BEGIN QUOTED TEXT

# August 2013 Member monthly Giveaway - Unclaimed!



## Jim (Aug 27, 2013)

Better late than never!

This contest starts today and ends August 31, 2013.

*Please Read this before going forward:*  Monthly Giveaway Rules <---Click here!
If you do not follow the rules, You will not get the prize. Please don't make me feel bad. :LOL2:

*Rules:*
*Read the Rules above!*
*If you made at least 4 posts in July 2013 your'e eligible.*
Moderators, you can get in on these contests too. They are not rigged, I swear.

END QUOTED TEXT
BEGIN DATA EXTRACT

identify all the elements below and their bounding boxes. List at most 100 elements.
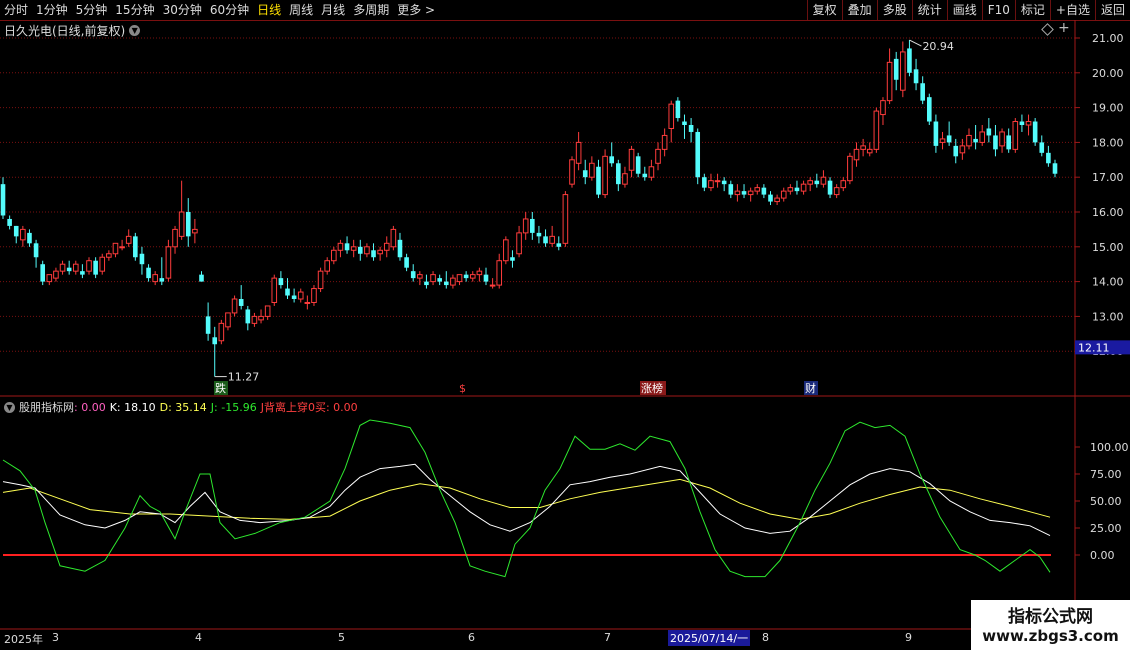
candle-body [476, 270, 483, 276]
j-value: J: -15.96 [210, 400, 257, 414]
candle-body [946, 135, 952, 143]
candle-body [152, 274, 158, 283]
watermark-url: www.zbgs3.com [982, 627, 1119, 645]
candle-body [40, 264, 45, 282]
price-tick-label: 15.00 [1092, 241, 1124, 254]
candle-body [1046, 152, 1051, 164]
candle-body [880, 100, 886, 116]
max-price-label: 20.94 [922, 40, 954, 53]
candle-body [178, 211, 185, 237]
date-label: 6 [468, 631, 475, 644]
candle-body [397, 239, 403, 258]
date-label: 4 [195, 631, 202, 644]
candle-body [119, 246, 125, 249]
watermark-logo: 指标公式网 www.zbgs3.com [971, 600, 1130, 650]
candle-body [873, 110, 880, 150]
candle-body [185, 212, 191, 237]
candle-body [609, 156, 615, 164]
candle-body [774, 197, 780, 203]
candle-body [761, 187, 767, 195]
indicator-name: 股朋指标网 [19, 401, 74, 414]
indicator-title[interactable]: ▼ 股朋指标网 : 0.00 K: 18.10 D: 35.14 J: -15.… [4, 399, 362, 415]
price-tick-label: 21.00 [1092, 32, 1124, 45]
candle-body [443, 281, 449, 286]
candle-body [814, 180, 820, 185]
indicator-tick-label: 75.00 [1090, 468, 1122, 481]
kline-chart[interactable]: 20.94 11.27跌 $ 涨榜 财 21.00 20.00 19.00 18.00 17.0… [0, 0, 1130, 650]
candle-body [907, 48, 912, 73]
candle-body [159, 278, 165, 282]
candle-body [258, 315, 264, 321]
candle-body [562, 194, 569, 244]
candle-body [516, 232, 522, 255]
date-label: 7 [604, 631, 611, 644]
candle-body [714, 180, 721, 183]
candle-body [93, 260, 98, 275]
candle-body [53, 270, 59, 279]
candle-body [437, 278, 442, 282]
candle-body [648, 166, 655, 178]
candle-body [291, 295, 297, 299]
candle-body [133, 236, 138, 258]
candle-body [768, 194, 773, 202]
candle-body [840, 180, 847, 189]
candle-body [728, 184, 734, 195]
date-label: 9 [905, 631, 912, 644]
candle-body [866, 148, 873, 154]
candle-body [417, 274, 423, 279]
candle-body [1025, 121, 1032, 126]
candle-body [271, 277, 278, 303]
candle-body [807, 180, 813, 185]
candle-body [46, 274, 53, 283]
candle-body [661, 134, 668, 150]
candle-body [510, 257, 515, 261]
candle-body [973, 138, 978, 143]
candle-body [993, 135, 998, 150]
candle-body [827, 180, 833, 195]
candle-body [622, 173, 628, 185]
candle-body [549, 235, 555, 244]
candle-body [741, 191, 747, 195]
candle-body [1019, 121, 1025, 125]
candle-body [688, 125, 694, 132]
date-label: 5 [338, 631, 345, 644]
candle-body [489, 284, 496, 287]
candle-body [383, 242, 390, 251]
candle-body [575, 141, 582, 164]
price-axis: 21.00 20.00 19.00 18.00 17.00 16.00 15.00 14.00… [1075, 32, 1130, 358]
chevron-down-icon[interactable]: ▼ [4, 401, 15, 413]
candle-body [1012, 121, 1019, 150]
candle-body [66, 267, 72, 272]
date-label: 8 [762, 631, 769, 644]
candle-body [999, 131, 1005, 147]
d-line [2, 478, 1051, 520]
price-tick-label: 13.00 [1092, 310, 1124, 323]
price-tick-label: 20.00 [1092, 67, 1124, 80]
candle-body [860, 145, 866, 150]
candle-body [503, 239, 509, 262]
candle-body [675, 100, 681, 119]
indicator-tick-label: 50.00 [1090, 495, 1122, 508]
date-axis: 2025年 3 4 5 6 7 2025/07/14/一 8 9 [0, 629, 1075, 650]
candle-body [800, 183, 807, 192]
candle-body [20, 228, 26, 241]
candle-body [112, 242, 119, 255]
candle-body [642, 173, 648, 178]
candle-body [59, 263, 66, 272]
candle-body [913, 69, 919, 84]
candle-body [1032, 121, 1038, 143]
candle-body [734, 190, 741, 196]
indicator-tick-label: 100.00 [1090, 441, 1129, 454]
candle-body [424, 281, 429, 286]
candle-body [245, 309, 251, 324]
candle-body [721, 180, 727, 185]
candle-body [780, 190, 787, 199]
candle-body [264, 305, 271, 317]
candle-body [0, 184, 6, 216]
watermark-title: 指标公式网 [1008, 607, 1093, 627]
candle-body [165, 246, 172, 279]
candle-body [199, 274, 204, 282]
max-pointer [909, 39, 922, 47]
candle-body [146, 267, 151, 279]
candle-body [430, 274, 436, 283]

END DATA EXTRACT

__TASKS AND EXERCISES__:
(1) Answer these questions about the giveaway post:
(a) On what date does the contest end?
(b) How many posts in July 2013 make a member eligible?
(c) Which group is told they can get in on these contests too?
(2) Please output the lines of the records from the line with "candle-body [476, 270, 483, 276]" to the line with "candle-body [46, 274, 53, 283]", both included, copying each one character for character.

__ANSWERS FOR THE EXERCISE__:
(1)
(a) August 31, 2013
(b) At least 4
(c) Moderators

(2)
candle-body [476, 270, 483, 276]
j-value: J: -15.96 [210, 400, 257, 414]
candle-body [946, 135, 952, 143]
candle-body [152, 274, 158, 283]
watermark-url: www.zbgs3.com [982, 627, 1119, 645]
candle-body [40, 264, 45, 282]
price-tick-label: 15.00 [1092, 241, 1124, 254]
candle-body [1046, 152, 1051, 164]
candle-body [880, 100, 886, 116]
max-price-label: 20.94 [922, 40, 954, 53]
candle-body [178, 211, 185, 237]
date-label: 6 [468, 631, 475, 644]
candle-body [397, 239, 403, 258]
date-label: 4 [195, 631, 202, 644]
candle-body [119, 246, 125, 249]
watermark-logo: 指标公式网 www.zbgs3.com [971, 600, 1130, 650]
candle-body [873, 110, 880, 150]
candle-body [185, 212, 191, 237]
candle-body [609, 156, 615, 164]
candle-body [774, 197, 780, 203]
candle-body [761, 187, 767, 195]
indicator-name: 股朋指标网 [19, 401, 74, 414]
indicator-title[interactable]: ▼ 股朋指标网 : 0.00 K: 18.10 D: 35.14 J: -15.… [4, 399, 362, 415]
price-tick-label: 21.00 [1092, 32, 1124, 45]
candle-body [443, 281, 449, 286]
candle-body [814, 180, 820, 185]
indicator-tick-label: 75.00 [1090, 468, 1122, 481]
kline-chart[interactable]: 20.94 11.27跌 $ 涨榜 财 21.00 20.00 19.00 18.00 17.0… [0, 0, 1130, 650]
candle-body [907, 48, 912, 73]
candle-body [159, 278, 165, 282]
candle-body [258, 315, 264, 321]
candle-body [562, 194, 569, 244]
candle-body [516, 232, 522, 255]
date-label: 7 [604, 631, 611, 644]
candle-body [714, 180, 721, 183]
candle-body [93, 260, 98, 275]
candle-body [53, 270, 59, 279]
candle-body [437, 278, 442, 282]
candle-body [648, 166, 655, 178]
candle-body [291, 295, 297, 299]
candle-body [133, 236, 138, 258]
candle-body [768, 194, 773, 202]
candle-body [840, 180, 847, 189]
candle-body [728, 184, 734, 195]
date-label: 9 [905, 631, 912, 644]
candle-body [866, 148, 873, 154]
candle-body [417, 274, 423, 279]
candle-body [1025, 121, 1032, 126]
candle-body [271, 277, 278, 303]
candle-body [807, 180, 813, 185]
candle-body [46, 274, 53, 283]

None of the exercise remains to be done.